• [WRITTEN EXERCISE]:
The entries need to be copied exactly.

Stored data
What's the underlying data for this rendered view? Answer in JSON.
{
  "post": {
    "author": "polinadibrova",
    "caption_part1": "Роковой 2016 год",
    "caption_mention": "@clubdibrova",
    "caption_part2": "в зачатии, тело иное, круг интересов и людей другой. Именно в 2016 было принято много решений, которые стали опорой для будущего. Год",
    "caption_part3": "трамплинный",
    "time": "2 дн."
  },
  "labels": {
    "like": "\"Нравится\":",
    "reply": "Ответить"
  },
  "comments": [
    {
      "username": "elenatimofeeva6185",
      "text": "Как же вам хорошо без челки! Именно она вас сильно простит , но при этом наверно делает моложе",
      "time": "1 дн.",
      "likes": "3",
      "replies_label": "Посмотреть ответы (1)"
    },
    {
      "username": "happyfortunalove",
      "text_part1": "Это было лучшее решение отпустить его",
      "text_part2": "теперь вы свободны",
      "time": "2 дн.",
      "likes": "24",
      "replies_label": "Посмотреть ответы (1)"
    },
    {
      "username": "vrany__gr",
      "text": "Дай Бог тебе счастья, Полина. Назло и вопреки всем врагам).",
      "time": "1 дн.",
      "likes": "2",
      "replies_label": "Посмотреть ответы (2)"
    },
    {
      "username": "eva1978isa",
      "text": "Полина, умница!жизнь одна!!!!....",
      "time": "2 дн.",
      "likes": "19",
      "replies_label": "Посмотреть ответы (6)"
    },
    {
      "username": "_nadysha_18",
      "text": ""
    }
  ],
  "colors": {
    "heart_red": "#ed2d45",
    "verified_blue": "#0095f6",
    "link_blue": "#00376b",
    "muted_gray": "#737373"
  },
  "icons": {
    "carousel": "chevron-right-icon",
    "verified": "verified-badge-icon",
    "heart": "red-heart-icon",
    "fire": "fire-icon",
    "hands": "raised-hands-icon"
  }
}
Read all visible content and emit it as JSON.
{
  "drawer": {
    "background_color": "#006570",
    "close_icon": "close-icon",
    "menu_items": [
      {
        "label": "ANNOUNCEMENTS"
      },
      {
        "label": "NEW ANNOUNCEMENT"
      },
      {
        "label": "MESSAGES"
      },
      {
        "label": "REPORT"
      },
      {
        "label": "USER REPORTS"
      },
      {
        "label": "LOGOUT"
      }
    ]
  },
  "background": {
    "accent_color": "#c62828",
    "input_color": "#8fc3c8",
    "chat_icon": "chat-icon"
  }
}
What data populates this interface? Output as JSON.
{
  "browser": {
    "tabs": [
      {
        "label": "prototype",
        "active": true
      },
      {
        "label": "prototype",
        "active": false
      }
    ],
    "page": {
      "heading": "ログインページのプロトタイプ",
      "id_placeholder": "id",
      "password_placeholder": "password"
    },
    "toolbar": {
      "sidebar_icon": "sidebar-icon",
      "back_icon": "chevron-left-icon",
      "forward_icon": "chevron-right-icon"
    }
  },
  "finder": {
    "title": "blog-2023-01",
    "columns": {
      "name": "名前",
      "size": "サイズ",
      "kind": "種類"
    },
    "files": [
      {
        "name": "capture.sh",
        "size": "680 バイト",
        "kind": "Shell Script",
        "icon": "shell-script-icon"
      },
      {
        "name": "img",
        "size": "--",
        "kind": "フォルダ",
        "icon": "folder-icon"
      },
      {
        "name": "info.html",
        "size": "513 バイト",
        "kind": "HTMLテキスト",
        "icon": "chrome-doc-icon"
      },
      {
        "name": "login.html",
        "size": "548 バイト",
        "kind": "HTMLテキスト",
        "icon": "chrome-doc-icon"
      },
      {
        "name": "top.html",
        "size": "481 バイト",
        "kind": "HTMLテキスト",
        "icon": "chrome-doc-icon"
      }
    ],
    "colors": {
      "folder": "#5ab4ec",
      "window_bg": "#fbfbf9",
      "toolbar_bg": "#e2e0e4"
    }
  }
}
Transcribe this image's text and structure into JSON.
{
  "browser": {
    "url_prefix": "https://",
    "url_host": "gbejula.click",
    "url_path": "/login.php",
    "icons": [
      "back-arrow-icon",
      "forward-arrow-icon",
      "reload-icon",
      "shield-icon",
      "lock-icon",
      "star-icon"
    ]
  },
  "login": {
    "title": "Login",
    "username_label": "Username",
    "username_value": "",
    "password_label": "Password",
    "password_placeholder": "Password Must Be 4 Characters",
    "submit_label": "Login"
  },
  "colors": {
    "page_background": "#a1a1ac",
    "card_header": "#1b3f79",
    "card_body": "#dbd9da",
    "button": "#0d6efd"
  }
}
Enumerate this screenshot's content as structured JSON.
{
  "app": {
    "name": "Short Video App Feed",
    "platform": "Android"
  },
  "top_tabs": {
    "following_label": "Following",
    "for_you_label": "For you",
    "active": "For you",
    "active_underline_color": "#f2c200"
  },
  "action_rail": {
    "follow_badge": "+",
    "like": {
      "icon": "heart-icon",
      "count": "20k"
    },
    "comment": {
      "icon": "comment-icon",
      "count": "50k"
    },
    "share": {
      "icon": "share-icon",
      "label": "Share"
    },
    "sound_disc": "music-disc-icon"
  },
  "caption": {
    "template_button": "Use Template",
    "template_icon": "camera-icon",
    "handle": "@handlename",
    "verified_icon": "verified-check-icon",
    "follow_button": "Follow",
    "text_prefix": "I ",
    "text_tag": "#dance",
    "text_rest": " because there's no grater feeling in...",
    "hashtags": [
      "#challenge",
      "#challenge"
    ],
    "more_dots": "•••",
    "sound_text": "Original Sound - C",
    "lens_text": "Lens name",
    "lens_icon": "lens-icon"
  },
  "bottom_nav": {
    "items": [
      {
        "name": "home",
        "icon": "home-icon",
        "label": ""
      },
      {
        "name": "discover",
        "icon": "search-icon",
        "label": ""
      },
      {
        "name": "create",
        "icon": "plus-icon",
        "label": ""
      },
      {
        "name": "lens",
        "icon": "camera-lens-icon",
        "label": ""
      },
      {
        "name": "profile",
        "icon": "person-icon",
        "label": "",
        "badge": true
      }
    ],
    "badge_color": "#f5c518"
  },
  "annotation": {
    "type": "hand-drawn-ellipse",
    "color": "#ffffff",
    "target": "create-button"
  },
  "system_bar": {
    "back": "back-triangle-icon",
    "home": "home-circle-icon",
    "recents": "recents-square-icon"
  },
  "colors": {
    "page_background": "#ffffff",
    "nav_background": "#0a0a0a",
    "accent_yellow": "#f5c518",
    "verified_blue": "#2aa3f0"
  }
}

• [RESPONSE FOR THIS EXERCISE]:
What's the underlying data for this rendered view? Answer in JSON.
{
  "post": {
    "author": "polinadibrova",
    "caption_part1": "Роковой 2016 год",
    "caption_mention": "@clubdibrova",
    "caption_part2": "в зачатии, тело иное, круг интересов и людей другой. Именно в 2016 было принято много решений, которые стали опорой для будущего. Год",
    "caption_part3": "трамплинный",
    "time": "2 дн."
  },
  "labels": {
    "like": "\"Нравится\":",
    "reply": "Ответить"
  },
  "comments": [
    {
      "username": "elenatimofeeva6185",
      "text": "Как же вам хорошо без челки! Именно она вас сильно простит , но при этом наверно делает моложе",
      "time": "1 дн.",
      "likes": "3",
      "replies_label": "Посмотреть ответы (1)"
    },
    {
      "username": "happyfortunalove",
      "text_part1": "Это было лучшее решение отпустить его",
      "text_part2": "теперь вы свободны",
      "time": "2 дн.",
      "likes": "24",
      "replies_label": "Посмотреть ответы (1)"
    },
    {
      "username": "vrany__gr",
      "text": "Дай Бог тебе счастья, Полина. Назло и вопреки всем врагам).",
      "time": "1 дн.",
      "likes": "2",
      "replies_label": "Посмотреть ответы (2)"
    },
    {
      "username": "eva1978isa",
      "text": "Полина, умница!жизнь одна!!!!....",
      "time": "2 дн.",
      "likes": "19",
      "replies_label": "Посмотреть ответы (6)"
    },
    {
      "username": "_nadysha_18",
      "text": ""
    }
  ],
  "colors": {
    "heart_red": "#ed2d45",
    "verified_blue": "#0095f6",
    "link_blue": "#00376b",
    "muted_gray": "#737373"
  },
  "icons": {
    "carousel": "chevron-right-icon",
    "verified": "verified-badge-icon",
    "heart": "red-heart-icon",
    "fire": "fire-icon",
    "hands": "raised-hands-icon"
  }
}
Read all visible content and emit it as JSON.
{
  "drawer": {
    "background_color": "#006570",
    "close_icon": "close-icon",
    "menu_items": [
      {
        "label": "ANNOUNCEMENTS"
      },
      {
        "label": "NEW ANNOUNCEMENT"
      },
      {
        "label": "MESSAGES"
      },
      {
        "label": "REPORT"
      },
      {
        "label": "USER REPORTS"
      },
      {
        "label": "LOGOUT"
      }
    ]
  },
  "background": {
    "accent_color": "#c62828",
    "input_color": "#8fc3c8",
    "chat_icon": "chat-icon"
  }
}
What data populates this interface? Output as JSON.
{
  "browser": {
    "tabs": [
      {
        "label": "prototype",
        "active": true
      },
      {
        "label": "prototype",
        "active": false
      }
    ],
    "page": {
      "heading": "ログインページのプロトタイプ",
      "id_placeholder": "id",
      "password_placeholder": "password"
    },
    "toolbar": {
      "sidebar_icon": "sidebar-icon",
      "back_icon": "chevron-left-icon",
      "forward_icon": "chevron-right-icon"
    }
  },
  "finder": {
    "title": "blog-2023-01",
    "columns": {
      "name": "名前",
      "size": "サイズ",
      "kind": "種類"
    },
    "files": [
      {
        "name": "capture.sh",
        "size": "680 バイト",
        "kind": "Shell Script",
        "icon": "shell-script-icon"
      },
      {
        "name": "img",
        "size": "--",
        "kind": "フォルダ",
        "icon": "folder-icon"
      },
      {
        "name": "info.html",
        "size": "513 バイト",
        "kind": "HTMLテキスト",
        "icon": "chrome-doc-icon"
      },
      {
        "name": "login.html",
        "size": "548 バイト",
        "kind": "HTMLテキスト",
        "icon": "chrome-doc-icon"
      },
      {
        "name": "top.html",
        "size": "481 バイト",
        "kind": "HTMLテキスト",
        "icon": "chrome-doc-icon"
      }
    ],
    "colors": {
      "folder": "#5ab4ec",
      "window_bg": "#fbfbf9",
      "toolbar_bg": "#e2e0e4"
    }
  }
}
Transcribe this image's text and structure into JSON.
{
  "browser": {
    "url_prefix": "https://",
    "url_host": "gbejula.click",
    "url_path": "/login.php",
    "icons": [
      "back-arrow-icon",
      "forward-arrow-icon",
      "reload-icon",
      "shield-icon",
      "lock-icon",
      "star-icon"
    ]
  },
  "login": {
    "title": "Login",
    "username_label": "Username",
    "username_value": "",
    "password_label": "Password",
    "password_placeholder": "Password Must Be 4 Characters",
    "submit_label": "Login"
  },
  "colors": {
    "page_background": "#a1a1ac",
    "card_header": "#1b3f79",
    "card_body": "#dbd9da",
    "button": "#0d6efd"
  }
}
Enumerate this screenshot's content as structured JSON.
{
  "app": {
    "name": "Short Video App Feed",
    "platform": "Android"
  },
  "top_tabs": {
    "following_label": "Following",
    "for_you_label": "For you",
    "active": "For you",
    "active_underline_color": "#f2c200"
  },
  "action_rail": {
    "follow_badge": "+",
    "like": {
      "icon": "heart-icon",
      "count": "20k"
    },
    "comment": {
      "icon": "comment-icon",
      "count": "50k"
    },
    "share": {
      "icon": "share-icon",
      "label": "Share"
    },
    "sound_disc": "music-disc-icon"
  },
  "caption": {
    "template_button": "Use Template",
    "template_icon": "camera-icon",
    "handle": "@handlename",
    "verified_icon": "verified-check-icon",
    "follow_button": "Follow",
    "text_prefix": "I ",
    "text_tag": "#dance",
    "text_rest": " because there's no grater feeling in...",
    "hashtags": [
      "#challenge",
      "#challenge"
    ],
    "more_dots": "•••",
    "sound_text": "Original Sound - C",
    "lens_text": "Lens name",
    "lens_icon": "lens-icon"
  },
  "bottom_nav": {
    "items": [
      {
        "name": "home",
        "icon": "home-icon",
        "label": ""
      },
      {
        "name": "discover",
        "icon": "search-icon",
        "label": ""
      },
      {
        "name": "create",
        "icon": "plus-icon",
        "label": ""
      },
      {
        "name": "lens",
        "icon": "camera-lens-icon",
        "label": ""
      },
      {
        "name": "profile",
        "icon": "person-icon",
        "label": "",
        "badge": true
      }
    ],
    "badge_color": "#f5c518"
  },
  "annotation": {
    "type": "hand-drawn-ellipse",
    "color": "#ffffff",
    "target": "create-button"
  },
  "system_bar": {
    "back": "back-triangle-icon",
    "home": "home-circle-icon",
    "recents": "recents-square-icon"
  },
  "colors": {
    "page_background": "#ffffff",
    "nav_background": "#0a0a0a",
    "accent_yellow": "#f5c518",
    "verified_blue": "#2aa3f0"
  }
}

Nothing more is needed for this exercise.